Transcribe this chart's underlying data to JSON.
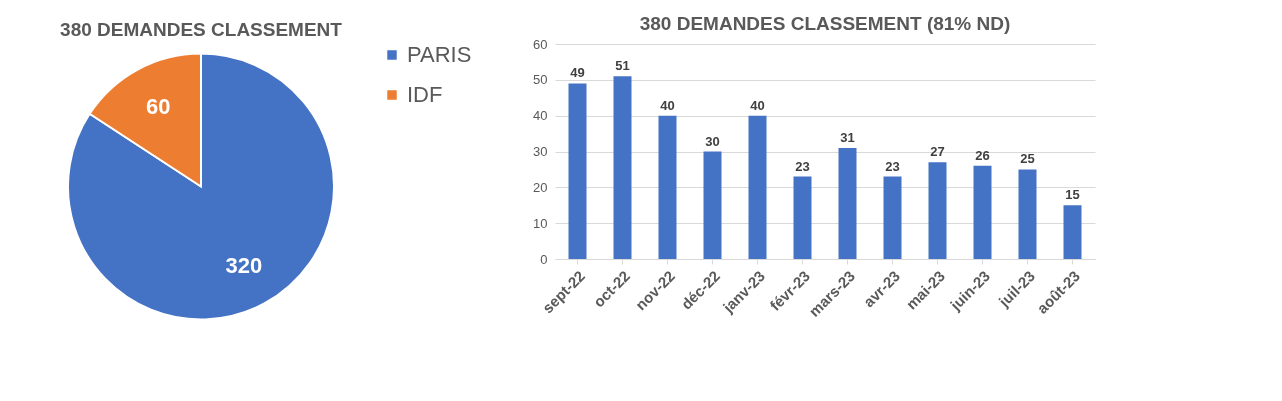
{
  "chart_data": [
    {
      "type": "pie",
      "title": "380 DEMANDES CLASSEMENT",
      "categories": [
        "PARIS",
        "IDF"
      ],
      "values": [
        320,
        60
      ],
      "colors": [
        "#4472c4",
        "#ed7d31"
      ],
      "data_labels": true,
      "legend": "right"
    },
    {
      "type": "bar",
      "title": "380 DEMANDES CLASSEMENT (81% ND)",
      "categories": [
        "sept-22",
        "oct-22",
        "nov-22",
        "déc-22",
        "janv-23",
        "févr-23",
        "mars-23",
        "avr-23",
        "mai-23",
        "juin-23",
        "juil-23",
        "août-23"
      ],
      "series": [
        {
          "color": "#4472c4",
          "values": [
            49,
            51,
            40,
            30,
            40,
            23,
            31,
            23,
            27,
            26,
            25,
            15
          ]
        }
      ],
      "ylim": [
        0,
        60
      ],
      "yticks": [
        0,
        10,
        20,
        30,
        40,
        50,
        60
      ],
      "grid": "y",
      "data_labels": true
    }
  ]
}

::::::::::

Brief » Search the preceding listing for the word "CLASSEMENT" and pull out every line that holds it.

Answer in full »
      "title": "380 DEMANDES CLASSEMENT",
      "title": "380 DEMANDES CLASSEMENT (81% ND)",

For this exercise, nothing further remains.